>> Start
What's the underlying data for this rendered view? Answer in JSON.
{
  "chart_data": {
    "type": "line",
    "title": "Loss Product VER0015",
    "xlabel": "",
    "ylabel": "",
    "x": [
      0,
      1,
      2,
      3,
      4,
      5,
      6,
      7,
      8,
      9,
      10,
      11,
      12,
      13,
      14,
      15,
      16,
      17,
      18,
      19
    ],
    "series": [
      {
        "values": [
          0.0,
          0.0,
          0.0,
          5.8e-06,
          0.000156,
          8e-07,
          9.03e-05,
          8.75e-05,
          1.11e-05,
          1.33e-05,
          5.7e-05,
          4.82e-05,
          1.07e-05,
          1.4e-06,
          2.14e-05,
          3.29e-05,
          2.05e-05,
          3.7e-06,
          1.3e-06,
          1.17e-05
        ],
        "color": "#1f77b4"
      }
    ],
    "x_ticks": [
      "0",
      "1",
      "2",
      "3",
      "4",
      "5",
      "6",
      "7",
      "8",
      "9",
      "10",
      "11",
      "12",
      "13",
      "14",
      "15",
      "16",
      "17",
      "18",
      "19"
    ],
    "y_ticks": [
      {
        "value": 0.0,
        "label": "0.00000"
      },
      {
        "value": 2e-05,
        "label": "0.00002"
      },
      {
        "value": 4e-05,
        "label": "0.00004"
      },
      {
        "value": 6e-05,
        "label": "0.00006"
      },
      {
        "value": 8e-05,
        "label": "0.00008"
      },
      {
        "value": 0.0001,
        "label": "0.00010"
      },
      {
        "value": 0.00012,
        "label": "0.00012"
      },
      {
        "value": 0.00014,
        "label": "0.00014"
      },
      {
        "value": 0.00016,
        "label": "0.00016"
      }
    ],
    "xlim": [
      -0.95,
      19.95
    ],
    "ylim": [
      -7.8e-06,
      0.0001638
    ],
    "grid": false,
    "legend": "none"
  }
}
>> End
>> Start
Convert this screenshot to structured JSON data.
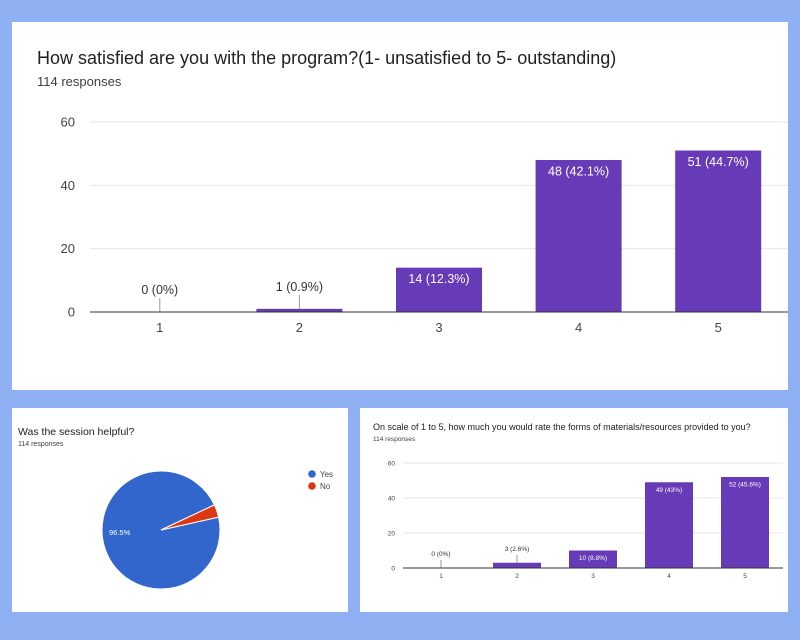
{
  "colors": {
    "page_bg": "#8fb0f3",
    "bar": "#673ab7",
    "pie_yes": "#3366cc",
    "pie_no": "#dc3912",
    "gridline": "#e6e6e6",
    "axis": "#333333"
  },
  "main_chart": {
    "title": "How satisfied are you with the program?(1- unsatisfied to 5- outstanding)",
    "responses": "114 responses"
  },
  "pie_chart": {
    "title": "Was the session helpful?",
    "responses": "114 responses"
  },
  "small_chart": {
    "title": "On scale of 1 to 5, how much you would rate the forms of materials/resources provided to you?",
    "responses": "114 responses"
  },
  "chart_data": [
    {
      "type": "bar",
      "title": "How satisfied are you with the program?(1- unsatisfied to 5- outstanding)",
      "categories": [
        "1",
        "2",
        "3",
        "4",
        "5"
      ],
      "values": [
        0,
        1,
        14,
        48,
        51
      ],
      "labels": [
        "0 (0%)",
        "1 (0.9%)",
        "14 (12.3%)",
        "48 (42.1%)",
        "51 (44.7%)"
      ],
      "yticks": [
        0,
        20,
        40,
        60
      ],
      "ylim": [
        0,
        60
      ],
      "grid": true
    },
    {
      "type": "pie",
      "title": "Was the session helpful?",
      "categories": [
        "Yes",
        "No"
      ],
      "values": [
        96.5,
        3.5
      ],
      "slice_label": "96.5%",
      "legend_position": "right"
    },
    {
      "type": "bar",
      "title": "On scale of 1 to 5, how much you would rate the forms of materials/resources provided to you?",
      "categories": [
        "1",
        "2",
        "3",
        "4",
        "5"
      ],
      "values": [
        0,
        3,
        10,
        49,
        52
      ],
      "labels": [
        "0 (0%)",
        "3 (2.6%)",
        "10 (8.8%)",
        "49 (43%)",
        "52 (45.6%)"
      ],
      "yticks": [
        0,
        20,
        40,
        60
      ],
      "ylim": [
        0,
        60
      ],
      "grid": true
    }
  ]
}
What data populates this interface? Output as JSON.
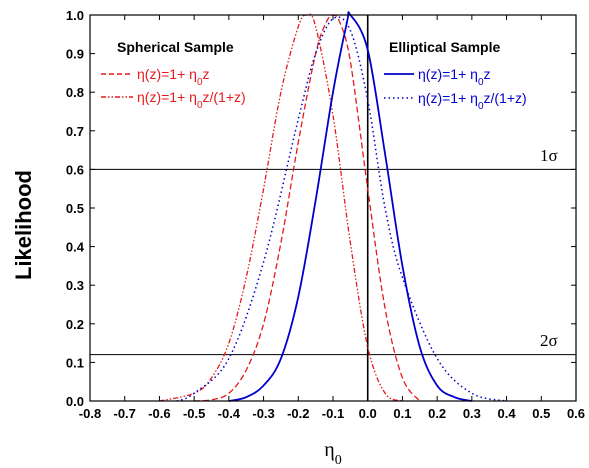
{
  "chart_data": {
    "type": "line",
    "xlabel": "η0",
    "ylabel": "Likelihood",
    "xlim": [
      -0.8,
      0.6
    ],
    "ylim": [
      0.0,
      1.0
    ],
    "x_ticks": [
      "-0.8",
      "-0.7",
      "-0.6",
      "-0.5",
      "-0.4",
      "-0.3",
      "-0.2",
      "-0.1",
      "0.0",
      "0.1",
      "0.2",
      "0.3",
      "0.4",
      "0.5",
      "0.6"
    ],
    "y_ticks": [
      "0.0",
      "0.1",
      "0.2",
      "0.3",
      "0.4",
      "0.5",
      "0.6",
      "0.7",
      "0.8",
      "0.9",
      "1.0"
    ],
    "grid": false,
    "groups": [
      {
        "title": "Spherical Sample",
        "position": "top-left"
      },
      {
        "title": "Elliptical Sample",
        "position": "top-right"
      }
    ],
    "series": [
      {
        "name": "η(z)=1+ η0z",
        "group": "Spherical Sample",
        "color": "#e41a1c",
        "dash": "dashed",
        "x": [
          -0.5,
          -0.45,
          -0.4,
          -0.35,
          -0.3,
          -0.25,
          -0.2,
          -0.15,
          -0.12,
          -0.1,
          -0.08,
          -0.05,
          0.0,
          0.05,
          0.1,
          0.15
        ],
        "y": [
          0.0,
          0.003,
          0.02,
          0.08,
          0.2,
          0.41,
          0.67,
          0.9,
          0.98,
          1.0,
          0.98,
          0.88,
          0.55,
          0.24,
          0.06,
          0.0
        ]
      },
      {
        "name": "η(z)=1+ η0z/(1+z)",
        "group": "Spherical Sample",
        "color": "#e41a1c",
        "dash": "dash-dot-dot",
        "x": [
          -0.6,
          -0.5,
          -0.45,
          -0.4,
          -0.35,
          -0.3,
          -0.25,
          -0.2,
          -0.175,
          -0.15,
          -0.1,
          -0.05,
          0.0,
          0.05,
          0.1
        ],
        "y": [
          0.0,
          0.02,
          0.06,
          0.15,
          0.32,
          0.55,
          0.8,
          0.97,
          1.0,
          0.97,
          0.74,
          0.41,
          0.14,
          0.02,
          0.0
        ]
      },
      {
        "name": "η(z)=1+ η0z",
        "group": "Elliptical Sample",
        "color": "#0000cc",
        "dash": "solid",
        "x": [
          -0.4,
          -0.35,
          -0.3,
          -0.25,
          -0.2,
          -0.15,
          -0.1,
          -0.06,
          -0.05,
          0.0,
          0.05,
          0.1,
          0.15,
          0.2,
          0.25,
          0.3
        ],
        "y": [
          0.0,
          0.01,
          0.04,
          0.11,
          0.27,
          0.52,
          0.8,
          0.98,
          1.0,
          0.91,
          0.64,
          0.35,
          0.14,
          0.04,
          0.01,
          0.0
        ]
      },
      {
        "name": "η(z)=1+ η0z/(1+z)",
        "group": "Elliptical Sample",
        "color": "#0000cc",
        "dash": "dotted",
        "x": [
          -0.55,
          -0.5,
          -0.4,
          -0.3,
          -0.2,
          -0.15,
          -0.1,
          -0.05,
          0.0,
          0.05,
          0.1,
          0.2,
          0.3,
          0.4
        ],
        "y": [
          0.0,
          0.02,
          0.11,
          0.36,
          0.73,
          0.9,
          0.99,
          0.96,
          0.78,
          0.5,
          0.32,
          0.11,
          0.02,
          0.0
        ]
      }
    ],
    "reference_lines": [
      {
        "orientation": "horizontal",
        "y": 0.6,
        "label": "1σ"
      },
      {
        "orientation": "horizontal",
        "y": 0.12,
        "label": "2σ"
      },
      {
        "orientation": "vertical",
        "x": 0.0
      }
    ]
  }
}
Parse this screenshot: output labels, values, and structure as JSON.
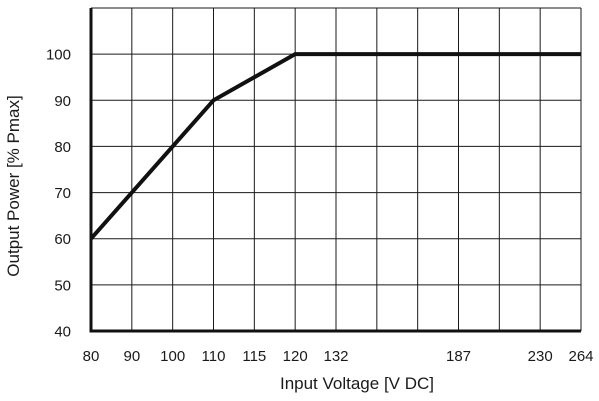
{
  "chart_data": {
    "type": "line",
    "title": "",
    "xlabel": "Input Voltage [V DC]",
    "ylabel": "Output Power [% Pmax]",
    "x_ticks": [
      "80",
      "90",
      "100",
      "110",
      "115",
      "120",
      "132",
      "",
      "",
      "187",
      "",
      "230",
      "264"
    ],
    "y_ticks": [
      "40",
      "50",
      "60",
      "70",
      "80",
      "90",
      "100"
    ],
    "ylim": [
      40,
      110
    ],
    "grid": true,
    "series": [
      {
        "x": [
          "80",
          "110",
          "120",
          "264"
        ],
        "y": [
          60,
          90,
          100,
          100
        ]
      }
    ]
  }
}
>> End
>> Start
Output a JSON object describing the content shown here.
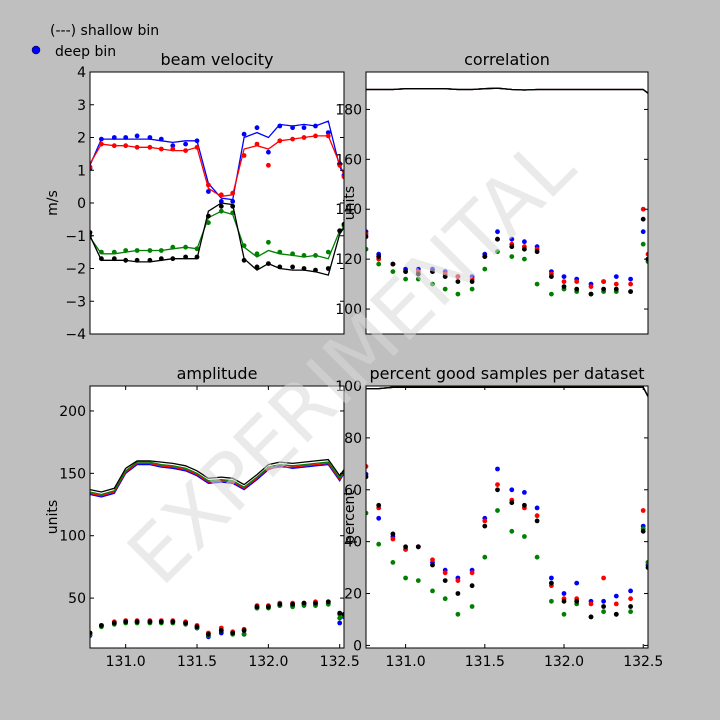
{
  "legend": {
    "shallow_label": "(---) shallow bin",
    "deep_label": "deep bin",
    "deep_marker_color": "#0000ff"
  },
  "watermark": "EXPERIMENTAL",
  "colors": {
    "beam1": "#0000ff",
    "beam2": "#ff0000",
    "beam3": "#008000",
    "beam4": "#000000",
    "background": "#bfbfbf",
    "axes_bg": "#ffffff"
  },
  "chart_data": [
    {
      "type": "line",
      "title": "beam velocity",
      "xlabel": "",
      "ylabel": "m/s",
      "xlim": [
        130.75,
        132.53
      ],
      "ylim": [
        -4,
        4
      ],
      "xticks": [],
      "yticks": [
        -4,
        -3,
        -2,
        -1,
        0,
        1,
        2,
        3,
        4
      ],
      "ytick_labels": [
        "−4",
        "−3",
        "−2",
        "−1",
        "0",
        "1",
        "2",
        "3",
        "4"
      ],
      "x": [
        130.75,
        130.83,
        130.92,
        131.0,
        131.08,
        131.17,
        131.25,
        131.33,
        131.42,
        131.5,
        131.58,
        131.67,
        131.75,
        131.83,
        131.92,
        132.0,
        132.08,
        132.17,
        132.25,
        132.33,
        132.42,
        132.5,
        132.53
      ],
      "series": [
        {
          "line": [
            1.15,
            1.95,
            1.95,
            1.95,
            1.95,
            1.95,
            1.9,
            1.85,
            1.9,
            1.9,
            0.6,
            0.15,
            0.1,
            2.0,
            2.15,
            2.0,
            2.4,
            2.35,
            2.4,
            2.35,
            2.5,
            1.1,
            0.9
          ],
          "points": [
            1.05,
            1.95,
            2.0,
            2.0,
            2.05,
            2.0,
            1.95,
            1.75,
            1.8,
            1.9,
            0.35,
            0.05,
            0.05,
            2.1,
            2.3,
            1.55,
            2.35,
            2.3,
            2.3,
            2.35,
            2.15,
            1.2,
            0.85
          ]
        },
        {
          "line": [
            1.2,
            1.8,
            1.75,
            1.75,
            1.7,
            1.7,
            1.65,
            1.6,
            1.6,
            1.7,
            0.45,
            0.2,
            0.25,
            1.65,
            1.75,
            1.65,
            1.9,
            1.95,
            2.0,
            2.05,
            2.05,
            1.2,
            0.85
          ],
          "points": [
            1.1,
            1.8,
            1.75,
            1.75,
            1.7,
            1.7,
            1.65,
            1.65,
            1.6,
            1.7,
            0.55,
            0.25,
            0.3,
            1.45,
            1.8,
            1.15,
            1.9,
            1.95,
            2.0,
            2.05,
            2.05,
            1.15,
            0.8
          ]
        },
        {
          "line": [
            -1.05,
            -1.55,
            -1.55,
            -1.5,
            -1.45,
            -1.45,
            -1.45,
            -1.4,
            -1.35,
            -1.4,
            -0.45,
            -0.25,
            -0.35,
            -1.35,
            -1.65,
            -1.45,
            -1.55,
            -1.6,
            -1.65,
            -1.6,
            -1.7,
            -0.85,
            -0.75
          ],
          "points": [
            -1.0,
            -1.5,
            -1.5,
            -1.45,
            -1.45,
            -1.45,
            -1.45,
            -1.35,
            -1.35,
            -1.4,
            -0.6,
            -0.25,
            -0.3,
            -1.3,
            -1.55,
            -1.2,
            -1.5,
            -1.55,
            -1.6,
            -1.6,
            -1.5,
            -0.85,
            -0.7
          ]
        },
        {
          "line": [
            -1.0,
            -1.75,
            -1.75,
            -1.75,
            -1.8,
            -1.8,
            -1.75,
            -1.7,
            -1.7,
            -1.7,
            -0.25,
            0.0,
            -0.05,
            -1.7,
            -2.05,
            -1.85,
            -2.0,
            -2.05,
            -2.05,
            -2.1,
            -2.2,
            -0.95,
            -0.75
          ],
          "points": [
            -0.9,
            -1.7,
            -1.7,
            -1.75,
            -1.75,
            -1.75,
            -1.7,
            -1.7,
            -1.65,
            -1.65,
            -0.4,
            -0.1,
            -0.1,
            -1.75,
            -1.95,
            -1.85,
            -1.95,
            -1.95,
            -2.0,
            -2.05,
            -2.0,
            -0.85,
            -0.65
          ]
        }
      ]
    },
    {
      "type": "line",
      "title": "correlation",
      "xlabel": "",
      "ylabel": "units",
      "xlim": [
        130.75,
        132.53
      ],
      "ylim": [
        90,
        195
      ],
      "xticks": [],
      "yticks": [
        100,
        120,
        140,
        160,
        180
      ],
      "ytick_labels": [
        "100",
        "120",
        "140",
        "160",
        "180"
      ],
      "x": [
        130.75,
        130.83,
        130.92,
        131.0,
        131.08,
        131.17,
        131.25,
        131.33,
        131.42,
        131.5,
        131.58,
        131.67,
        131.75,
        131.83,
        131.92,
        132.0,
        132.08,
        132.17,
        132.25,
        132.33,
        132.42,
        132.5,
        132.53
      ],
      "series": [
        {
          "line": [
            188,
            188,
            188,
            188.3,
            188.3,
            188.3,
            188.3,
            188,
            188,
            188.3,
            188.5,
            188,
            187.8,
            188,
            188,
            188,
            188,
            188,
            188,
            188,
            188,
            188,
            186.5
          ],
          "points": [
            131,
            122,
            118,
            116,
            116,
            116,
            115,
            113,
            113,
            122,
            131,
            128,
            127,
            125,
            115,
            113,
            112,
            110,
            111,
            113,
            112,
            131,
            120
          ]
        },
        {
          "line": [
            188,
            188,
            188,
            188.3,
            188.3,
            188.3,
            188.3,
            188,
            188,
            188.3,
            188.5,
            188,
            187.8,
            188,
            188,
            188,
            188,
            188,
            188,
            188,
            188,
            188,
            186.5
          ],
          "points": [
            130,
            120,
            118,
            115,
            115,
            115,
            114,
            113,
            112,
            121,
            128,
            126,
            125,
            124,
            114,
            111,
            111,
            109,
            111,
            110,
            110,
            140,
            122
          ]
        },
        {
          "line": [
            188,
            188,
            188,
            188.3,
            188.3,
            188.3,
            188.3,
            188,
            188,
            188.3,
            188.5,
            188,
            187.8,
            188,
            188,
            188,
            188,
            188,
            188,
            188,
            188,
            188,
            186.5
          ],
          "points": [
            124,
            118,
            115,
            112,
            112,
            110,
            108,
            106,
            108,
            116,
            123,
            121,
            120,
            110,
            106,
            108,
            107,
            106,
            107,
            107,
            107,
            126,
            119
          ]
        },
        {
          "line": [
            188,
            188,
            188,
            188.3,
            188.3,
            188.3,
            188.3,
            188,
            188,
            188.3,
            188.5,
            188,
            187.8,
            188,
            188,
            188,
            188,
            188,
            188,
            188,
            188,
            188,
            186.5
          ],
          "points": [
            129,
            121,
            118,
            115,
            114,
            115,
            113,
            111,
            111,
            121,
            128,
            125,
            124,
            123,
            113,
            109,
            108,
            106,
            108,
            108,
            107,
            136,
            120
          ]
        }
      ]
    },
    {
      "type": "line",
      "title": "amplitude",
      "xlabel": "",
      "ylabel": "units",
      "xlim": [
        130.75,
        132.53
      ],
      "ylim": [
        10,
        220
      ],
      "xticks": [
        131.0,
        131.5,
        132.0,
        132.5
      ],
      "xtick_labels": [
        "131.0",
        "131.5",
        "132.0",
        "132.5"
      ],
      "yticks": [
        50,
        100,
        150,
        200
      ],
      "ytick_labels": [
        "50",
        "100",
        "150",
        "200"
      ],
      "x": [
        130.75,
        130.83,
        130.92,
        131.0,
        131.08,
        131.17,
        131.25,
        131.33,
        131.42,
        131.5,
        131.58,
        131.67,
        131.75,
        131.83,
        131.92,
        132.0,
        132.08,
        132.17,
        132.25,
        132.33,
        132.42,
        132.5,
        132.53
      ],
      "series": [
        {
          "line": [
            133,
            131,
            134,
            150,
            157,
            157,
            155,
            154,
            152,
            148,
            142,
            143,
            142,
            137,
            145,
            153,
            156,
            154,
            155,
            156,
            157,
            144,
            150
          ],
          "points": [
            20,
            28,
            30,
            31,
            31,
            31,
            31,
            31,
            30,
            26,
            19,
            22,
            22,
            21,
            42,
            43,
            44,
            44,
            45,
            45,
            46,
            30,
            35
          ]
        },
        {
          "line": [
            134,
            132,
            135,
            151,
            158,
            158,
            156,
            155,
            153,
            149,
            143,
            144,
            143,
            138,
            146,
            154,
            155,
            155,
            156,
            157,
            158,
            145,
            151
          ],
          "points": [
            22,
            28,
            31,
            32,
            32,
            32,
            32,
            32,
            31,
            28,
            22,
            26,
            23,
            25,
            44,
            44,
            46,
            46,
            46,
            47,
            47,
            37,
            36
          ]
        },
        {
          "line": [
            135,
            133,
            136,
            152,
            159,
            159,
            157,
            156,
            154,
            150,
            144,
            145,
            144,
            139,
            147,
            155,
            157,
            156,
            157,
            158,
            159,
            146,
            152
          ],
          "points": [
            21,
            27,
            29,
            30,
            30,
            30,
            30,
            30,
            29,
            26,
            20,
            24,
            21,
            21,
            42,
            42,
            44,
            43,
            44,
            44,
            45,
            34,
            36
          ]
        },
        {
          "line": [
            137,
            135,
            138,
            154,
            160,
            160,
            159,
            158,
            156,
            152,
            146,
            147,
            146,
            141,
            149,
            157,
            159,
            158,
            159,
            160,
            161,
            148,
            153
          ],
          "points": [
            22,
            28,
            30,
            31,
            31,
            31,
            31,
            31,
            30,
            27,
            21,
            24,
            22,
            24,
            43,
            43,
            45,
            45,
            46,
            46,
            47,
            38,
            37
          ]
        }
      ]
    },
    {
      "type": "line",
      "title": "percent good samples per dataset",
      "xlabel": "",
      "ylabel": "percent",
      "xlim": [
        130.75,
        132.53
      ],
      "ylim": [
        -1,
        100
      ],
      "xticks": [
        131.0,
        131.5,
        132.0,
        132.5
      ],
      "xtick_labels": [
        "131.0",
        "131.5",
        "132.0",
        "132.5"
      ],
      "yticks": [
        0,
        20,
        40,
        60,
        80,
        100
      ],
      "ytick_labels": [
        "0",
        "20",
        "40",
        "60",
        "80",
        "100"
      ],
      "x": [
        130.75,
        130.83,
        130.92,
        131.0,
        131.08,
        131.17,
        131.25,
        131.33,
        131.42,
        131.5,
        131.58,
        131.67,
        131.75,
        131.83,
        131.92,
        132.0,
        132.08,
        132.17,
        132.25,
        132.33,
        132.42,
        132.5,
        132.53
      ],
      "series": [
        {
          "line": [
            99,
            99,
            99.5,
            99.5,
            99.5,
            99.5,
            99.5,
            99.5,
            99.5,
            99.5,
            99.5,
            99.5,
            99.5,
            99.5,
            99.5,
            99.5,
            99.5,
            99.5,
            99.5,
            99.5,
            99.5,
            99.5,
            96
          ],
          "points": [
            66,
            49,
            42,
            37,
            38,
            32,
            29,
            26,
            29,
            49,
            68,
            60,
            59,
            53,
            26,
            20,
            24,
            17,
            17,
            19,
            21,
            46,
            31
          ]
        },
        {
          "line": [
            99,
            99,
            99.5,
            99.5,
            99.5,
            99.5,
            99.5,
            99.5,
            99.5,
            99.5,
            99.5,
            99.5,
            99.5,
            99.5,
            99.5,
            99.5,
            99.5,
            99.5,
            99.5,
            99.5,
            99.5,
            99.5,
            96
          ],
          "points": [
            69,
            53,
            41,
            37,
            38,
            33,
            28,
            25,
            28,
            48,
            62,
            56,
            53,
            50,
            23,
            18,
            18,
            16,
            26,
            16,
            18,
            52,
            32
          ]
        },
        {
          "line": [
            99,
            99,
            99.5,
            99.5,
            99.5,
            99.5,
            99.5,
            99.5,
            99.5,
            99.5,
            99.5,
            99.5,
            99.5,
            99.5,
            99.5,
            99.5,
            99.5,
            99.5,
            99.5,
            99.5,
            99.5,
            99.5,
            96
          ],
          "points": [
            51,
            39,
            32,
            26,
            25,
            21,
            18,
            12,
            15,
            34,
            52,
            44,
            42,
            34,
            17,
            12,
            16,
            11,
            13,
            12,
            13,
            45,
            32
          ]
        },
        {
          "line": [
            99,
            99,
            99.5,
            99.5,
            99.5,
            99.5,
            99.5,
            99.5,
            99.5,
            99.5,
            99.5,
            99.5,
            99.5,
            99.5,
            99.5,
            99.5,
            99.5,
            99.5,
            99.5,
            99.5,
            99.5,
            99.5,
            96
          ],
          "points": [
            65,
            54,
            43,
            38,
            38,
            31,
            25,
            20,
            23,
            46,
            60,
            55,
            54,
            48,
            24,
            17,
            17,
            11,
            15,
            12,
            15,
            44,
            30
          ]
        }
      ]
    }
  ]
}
>> End
» **WRITTEN PROBLEM**
Read through the lines above and collect those that contain the string "screenshot".

» **FULL ANSWER**
Convert this screenshot to structured JSON data.
Parse this screenshot: output labels, values, and structure as JSON.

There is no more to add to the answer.